Collected data
"""

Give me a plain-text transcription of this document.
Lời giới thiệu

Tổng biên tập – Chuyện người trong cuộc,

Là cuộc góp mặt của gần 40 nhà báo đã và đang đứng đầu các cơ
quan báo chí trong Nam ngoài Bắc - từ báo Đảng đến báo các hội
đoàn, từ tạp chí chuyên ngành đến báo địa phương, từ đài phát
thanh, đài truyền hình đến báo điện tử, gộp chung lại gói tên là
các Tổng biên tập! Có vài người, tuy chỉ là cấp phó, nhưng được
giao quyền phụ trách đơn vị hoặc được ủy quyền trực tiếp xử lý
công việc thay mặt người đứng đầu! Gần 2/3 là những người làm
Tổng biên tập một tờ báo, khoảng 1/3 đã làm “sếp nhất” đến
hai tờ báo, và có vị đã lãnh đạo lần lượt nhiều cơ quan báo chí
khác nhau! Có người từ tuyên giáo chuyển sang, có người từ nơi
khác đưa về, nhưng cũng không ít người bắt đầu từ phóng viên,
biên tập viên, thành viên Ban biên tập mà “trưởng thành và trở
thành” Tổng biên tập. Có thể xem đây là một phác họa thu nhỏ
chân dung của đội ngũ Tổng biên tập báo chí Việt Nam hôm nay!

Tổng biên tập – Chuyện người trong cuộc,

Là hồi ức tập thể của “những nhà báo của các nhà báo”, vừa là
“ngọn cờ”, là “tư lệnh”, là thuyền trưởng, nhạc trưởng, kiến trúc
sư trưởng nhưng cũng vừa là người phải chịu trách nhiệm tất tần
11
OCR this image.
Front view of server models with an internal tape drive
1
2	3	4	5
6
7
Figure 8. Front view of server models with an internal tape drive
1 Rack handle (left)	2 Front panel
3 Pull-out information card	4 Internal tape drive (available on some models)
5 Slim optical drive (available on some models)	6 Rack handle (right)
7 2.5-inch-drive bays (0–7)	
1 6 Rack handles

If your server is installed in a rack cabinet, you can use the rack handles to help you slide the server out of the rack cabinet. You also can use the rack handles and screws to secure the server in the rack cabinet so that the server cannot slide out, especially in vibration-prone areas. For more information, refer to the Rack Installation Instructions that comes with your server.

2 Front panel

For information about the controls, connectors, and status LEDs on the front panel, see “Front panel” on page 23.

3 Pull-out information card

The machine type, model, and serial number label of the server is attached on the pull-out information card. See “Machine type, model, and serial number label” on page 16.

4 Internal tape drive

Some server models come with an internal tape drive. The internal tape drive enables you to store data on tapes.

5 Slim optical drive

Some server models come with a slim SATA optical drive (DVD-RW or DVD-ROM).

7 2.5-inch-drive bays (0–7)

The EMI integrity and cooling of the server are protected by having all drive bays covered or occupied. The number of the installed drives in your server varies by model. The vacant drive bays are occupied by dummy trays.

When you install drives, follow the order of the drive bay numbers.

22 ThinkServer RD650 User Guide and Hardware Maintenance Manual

"""

[PROBLEM TO SOLVE]:
Extract all of the data exactly as written.

[WRITTEN RESPONSE]:
Give me a plain-text transcription of this document.
Lời giới thiệu

Tổng biên tập – Chuyện người trong cuộc,

Là cuộc góp mặt của gần 40 nhà báo đã và đang đứng đầu các cơ
quan báo chí trong Nam ngoài Bắc - từ báo Đảng đến báo các hội
đoàn, từ tạp chí chuyên ngành đến báo địa phương, từ đài phát
thanh, đài truyền hình đến báo điện tử, gộp chung lại gói tên là
các Tổng biên tập! Có vài người, tuy chỉ là cấp phó, nhưng được
giao quyền phụ trách đơn vị hoặc được ủy quyền trực tiếp xử lý
công việc thay mặt người đứng đầu! Gần 2/3 là những người làm
Tổng biên tập một tờ báo, khoảng 1/3 đã làm “sếp nhất” đến
hai tờ báo, và có vị đã lãnh đạo lần lượt nhiều cơ quan báo chí
khác nhau! Có người từ tuyên giáo chuyển sang, có người từ nơi
khác đưa về, nhưng cũng không ít người bắt đầu từ phóng viên,
biên tập viên, thành viên Ban biên tập mà “trưởng thành và trở
thành” Tổng biên tập. Có thể xem đây là một phác họa thu nhỏ
chân dung của đội ngũ Tổng biên tập báo chí Việt Nam hôm nay!

Tổng biên tập – Chuyện người trong cuộc,

Là hồi ức tập thể của “những nhà báo của các nhà báo”, vừa là
“ngọn cờ”, là “tư lệnh”, là thuyền trưởng, nhạc trưởng, kiến trúc
sư trưởng nhưng cũng vừa là người phải chịu trách nhiệm tất tần
11
OCR this image.
Front view of server models with an internal tape drive
1
2	3	4	5
6
7
Figure 8. Front view of server models with an internal tape drive
1 Rack handle (left)	2 Front panel
3 Pull-out information card	4 Internal tape drive (available on some models)
5 Slim optical drive (available on some models)	6 Rack handle (right)
7 2.5-inch-drive bays (0–7)	
1 6 Rack handles

If your server is installed in a rack cabinet, you can use the rack handles to help you slide the server out of the rack cabinet. You also can use the rack handles and screws to secure the server in the rack cabinet so that the server cannot slide out, especially in vibration-prone areas. For more information, refer to the Rack Installation Instructions that comes with your server.

2 Front panel

For information about the controls, connectors, and status LEDs on the front panel, see “Front panel” on page 23.

3 Pull-out information card

The machine type, model, and serial number label of the server is attached on the pull-out information card. See “Machine type, model, and serial number label” on page 16.

4 Internal tape drive

Some server models come with an internal tape drive. The internal tape drive enables you to store data on tapes.

5 Slim optical drive

Some server models come with a slim SATA optical drive (DVD-RW or DVD-ROM).

7 2.5-inch-drive bays (0–7)

The EMI integrity and cooling of the server are protected by having all drive bays covered or occupied. The number of the installed drives in your server varies by model. The vacant drive bays are occupied by dummy trays.

When you install drives, follow the order of the drive bay numbers.

22 ThinkServer RD650 User Guide and Hardware Maintenance Manual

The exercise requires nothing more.